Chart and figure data
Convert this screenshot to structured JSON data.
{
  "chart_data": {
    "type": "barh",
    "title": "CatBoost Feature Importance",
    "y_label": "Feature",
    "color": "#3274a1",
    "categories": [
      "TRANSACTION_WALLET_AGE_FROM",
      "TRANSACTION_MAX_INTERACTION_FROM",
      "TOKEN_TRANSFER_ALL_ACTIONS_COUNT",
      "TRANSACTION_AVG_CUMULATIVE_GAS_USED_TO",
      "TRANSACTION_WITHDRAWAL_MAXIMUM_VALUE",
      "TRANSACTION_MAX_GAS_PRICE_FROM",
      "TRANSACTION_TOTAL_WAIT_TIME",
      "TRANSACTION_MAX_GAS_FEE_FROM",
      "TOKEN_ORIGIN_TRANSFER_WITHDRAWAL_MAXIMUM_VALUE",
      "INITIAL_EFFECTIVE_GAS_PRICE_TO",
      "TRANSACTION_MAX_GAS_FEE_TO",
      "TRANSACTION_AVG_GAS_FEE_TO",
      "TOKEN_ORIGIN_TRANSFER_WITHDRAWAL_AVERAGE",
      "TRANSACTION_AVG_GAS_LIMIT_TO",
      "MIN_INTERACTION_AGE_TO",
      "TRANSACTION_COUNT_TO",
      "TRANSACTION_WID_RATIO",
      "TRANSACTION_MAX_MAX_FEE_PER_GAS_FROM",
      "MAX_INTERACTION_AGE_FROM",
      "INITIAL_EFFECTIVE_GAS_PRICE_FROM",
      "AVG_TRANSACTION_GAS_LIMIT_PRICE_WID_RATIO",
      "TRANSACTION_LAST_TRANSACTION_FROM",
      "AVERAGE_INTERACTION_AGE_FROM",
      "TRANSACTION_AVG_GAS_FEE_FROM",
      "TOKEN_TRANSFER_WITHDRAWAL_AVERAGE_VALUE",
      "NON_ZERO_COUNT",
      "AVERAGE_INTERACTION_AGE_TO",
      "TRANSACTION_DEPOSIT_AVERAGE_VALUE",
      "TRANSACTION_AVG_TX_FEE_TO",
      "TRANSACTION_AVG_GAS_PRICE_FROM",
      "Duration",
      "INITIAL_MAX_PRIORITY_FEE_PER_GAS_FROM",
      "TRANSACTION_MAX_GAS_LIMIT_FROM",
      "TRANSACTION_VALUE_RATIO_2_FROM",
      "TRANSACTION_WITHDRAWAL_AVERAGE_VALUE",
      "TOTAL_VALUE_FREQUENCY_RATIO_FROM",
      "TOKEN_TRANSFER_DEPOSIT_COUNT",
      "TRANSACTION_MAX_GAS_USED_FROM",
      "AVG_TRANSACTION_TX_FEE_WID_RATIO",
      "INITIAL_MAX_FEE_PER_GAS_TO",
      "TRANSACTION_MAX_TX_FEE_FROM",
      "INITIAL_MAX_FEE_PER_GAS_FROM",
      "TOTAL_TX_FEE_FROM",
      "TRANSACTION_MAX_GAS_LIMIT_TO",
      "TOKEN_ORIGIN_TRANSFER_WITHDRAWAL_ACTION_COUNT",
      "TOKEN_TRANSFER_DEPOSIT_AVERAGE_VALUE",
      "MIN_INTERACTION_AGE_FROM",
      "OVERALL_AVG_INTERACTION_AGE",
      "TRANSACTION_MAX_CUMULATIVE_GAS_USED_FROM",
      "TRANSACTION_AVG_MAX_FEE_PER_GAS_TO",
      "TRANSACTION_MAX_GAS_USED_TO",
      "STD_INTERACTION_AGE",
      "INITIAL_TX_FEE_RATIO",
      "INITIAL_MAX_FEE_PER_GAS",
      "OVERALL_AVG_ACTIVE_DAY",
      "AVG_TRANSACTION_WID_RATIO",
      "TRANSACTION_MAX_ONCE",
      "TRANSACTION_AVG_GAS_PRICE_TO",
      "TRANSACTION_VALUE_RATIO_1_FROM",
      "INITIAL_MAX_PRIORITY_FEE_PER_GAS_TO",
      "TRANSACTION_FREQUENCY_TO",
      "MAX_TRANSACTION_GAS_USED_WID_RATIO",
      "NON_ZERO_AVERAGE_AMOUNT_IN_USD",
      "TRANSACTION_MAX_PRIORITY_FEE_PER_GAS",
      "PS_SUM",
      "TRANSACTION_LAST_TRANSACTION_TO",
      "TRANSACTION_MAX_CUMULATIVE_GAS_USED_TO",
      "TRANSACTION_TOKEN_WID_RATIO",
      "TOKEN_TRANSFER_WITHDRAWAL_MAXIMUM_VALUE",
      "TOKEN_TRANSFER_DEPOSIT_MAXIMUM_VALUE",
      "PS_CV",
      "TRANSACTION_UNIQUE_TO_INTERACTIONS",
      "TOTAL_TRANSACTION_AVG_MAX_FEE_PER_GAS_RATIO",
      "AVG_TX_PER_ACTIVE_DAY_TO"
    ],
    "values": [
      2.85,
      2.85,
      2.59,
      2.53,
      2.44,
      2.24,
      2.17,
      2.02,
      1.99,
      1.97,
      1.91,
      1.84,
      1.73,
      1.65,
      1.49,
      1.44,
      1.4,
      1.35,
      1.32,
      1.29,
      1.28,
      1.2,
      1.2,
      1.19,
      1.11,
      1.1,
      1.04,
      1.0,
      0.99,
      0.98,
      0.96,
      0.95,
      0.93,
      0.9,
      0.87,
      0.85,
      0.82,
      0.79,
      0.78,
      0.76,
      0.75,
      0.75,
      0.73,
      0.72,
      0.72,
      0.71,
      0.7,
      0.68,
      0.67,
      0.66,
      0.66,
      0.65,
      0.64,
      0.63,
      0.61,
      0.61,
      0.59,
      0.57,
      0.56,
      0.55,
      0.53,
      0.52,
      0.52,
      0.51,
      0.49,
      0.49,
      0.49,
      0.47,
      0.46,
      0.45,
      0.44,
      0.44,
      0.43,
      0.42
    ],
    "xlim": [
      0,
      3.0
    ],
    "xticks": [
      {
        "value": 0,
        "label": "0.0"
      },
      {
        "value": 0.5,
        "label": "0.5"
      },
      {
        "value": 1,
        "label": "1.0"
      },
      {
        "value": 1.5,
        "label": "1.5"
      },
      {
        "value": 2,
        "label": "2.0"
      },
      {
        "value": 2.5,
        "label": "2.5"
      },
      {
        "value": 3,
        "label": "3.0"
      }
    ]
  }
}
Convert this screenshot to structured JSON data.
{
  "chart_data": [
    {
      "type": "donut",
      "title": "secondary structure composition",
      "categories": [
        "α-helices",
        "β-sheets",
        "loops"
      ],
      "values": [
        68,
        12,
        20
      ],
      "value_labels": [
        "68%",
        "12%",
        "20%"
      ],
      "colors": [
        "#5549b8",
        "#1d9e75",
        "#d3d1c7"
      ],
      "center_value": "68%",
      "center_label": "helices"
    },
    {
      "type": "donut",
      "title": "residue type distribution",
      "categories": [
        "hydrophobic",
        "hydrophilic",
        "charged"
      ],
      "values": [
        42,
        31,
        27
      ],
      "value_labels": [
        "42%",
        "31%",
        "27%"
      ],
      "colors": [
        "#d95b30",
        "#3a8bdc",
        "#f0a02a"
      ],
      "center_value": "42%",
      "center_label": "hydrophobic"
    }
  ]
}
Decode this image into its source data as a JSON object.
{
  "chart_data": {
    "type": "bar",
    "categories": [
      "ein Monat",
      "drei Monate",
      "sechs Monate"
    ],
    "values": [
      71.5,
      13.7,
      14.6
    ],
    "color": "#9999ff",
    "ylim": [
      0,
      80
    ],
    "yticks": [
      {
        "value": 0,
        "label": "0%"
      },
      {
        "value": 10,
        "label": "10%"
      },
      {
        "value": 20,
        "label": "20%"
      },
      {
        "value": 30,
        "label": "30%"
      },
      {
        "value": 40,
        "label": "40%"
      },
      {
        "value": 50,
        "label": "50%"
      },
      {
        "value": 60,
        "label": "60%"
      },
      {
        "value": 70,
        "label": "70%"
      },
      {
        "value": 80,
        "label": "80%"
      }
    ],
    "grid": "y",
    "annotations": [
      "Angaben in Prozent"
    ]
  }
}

Exercise description =
Copy out each line of the data containing the string "title".

Finished answer =
    "title": "CatBoost Feature Importance",
      "title": "secondary structure composition",
      "title": "residue type distribution",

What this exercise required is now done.